• DIRECTION:
Your task is to extract every entry that follows word for word while excluding the pictures.

Dataset records
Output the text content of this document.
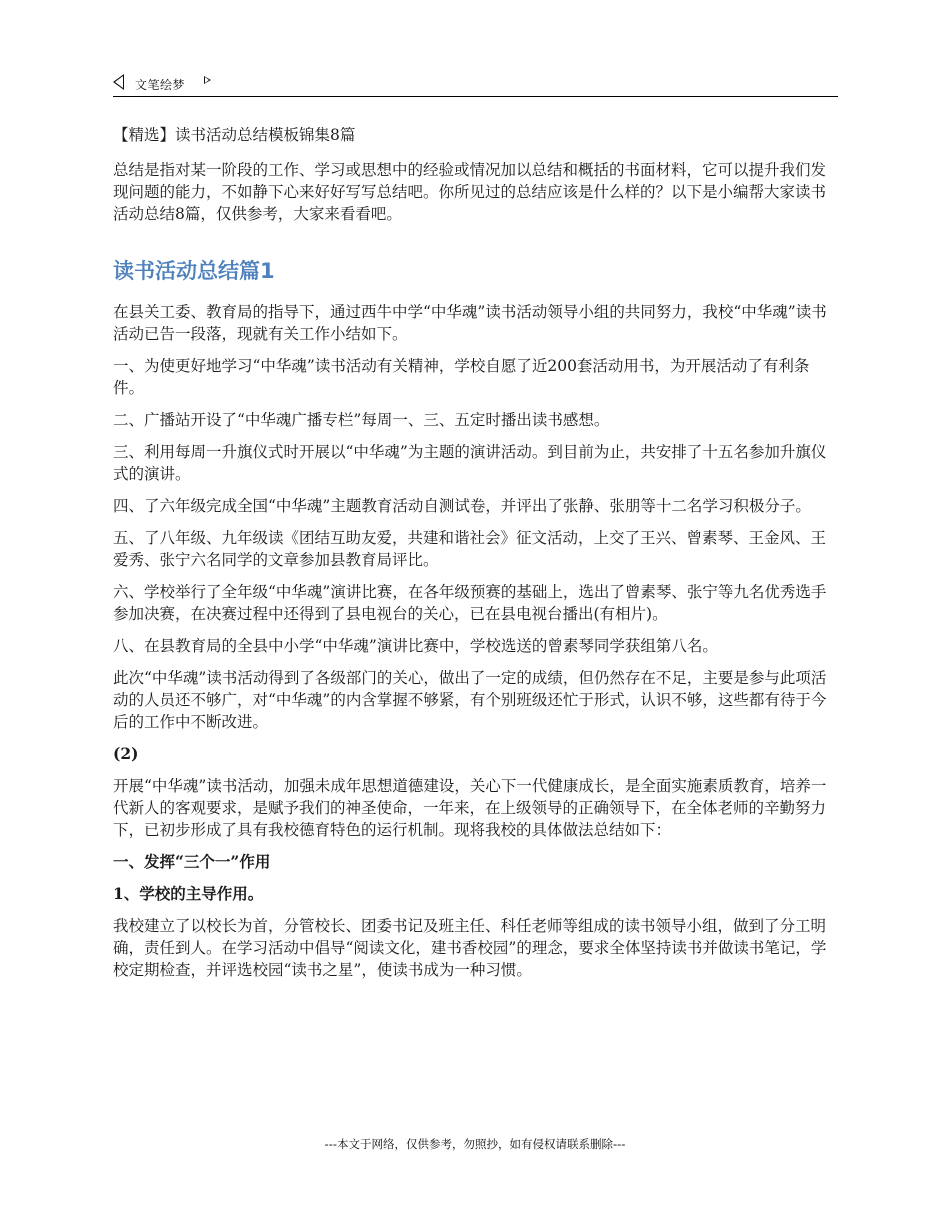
文笔绘梦

【精选】读书活动总结模板锦集8篇

总结是指对某一阶段的工作、学习或思想中的经验或情况加以总结和概括的书面材料，它可以提升我们发现问题的能力，不如静下心来好好写写总结吧。你所见过的总结应该是什么样的？以下是小编帮大家读书活动总结8篇，仅供参考，大家来看看吧。

读书活动总结篇1

在县关工委、教育局的指导下，通过西牛中学“中华魂”读书活动领导小组的共同努力，我校“中华魂”读书活动已告一段落，现就有关工作小结如下。

一、为使更好地学习“中华魂”读书活动有关精神，学校自愿了近200套活动用书，为开展活动了有利条件。

二、广播站开设了“中华魂广播专栏”每周一、三、五定时播出读书感想。

三、利用每周一升旗仪式时开展以“中华魂”为主题的演讲活动。到目前为止，共安排了十五名参加升旗仪式的演讲。

四、了六年级完成全国“中华魂”主题教育活动自测试卷，并评出了张静、张朋等十二名学习积极分子。

五、了八年级、九年级读《团结互助友爱，共建和谐社会》征文活动，上交了王兴、曾素琴、王金风、王爱秀、张宁六名同学的文章参加县教育局评比。

六、学校举行了全年级“中华魂”演讲比赛，在各年级预赛的基础上，选出了曾素琴、张宁等九名优秀选手参加决赛，在决赛过程中还得到了县电视台的关心，已在县电视台播出(有相片)。

八、在县教育局的全县中小学“中华魂”演讲比赛中，学校选送的曾素琴同学获组第八名。

此次“中华魂”读书活动得到了各级部门的关心，做出了一定的成绩，但仍然存在不足，主要是参与此项活动的人员还不够广，对“中华魂”的内含掌握不够紧，有个别班级还忙于形式，认识不够，这些都有待于今后的工作中不断改进。

(2)

开展“中华魂”读书活动，加强未成年思想道德建设，关心下一代健康成长，是全面实施素质教育，培养一代新人的客观要求，是赋予我们的神圣使命，一年来，在上级领导的正确领导下，在全体老师的辛勤努力下，已初步形成了具有我校德育特色的运行机制。现将我校的具体做法总结如下：

一、发挥“三个一”作用

1、学校的主导作用。

我校建立了以校长为首，分管校长、团委书记及班主任、科任老师等组成的读书领导小组，做到了分工明确，责任到人。在学习活动中倡导“阅读文化，建书香校园”的理念，要求全体坚持读书并做读书笔记，学校定期检查，并评选校园“读书之星”，使读书成为一种习惯。

---本文于网络，仅供参考，勿照抄，如有侵权请联系删除---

• ANSWER TO THIS PROBLEM:
Output the text content of this document.
文笔绘梦

【精选】读书活动总结模板锦集8篇

总结是指对某一阶段的工作、学习或思想中的经验或情况加以总结和概括的书面材料，它可以提升我们发现问题的能力，不如静下心来好好写写总结吧。你所见过的总结应该是什么样的？以下是小编帮大家读书活动总结8篇，仅供参考，大家来看看吧。

读书活动总结篇1

在县关工委、教育局的指导下，通过西牛中学“中华魂”读书活动领导小组的共同努力，我校“中华魂”读书活动已告一段落，现就有关工作小结如下。

一、为使更好地学习“中华魂”读书活动有关精神，学校自愿了近200套活动用书，为开展活动了有利条件。

二、广播站开设了“中华魂广播专栏”每周一、三、五定时播出读书感想。

三、利用每周一升旗仪式时开展以“中华魂”为主题的演讲活动。到目前为止，共安排了十五名参加升旗仪式的演讲。

四、了六年级完成全国“中华魂”主题教育活动自测试卷，并评出了张静、张朋等十二名学习积极分子。

五、了八年级、九年级读《团结互助友爱，共建和谐社会》征文活动，上交了王兴、曾素琴、王金风、王爱秀、张宁六名同学的文章参加县教育局评比。

六、学校举行了全年级“中华魂”演讲比赛，在各年级预赛的基础上，选出了曾素琴、张宁等九名优秀选手参加决赛，在决赛过程中还得到了县电视台的关心，已在县电视台播出(有相片)。

八、在县教育局的全县中小学“中华魂”演讲比赛中，学校选送的曾素琴同学获组第八名。

此次“中华魂”读书活动得到了各级部门的关心，做出了一定的成绩，但仍然存在不足，主要是参与此项活动的人员还不够广，对“中华魂”的内含掌握不够紧，有个别班级还忙于形式，认识不够，这些都有待于今后的工作中不断改进。

(2)

开展“中华魂”读书活动，加强未成年思想道德建设，关心下一代健康成长，是全面实施素质教育，培养一代新人的客观要求，是赋予我们的神圣使命，一年来，在上级领导的正确领导下，在全体老师的辛勤努力下，已初步形成了具有我校德育特色的运行机制。现将我校的具体做法总结如下：

一、发挥“三个一”作用

1、学校的主导作用。

我校建立了以校长为首，分管校长、团委书记及班主任、科任老师等组成的读书领导小组，做到了分工明确，责任到人。在学习活动中倡导“阅读文化，建书香校园”的理念，要求全体坚持读书并做读书笔记，学校定期检查，并评选校园“读书之星”，使读书成为一种习惯。

---本文于网络，仅供参考，勿照抄，如有侵权请联系删除---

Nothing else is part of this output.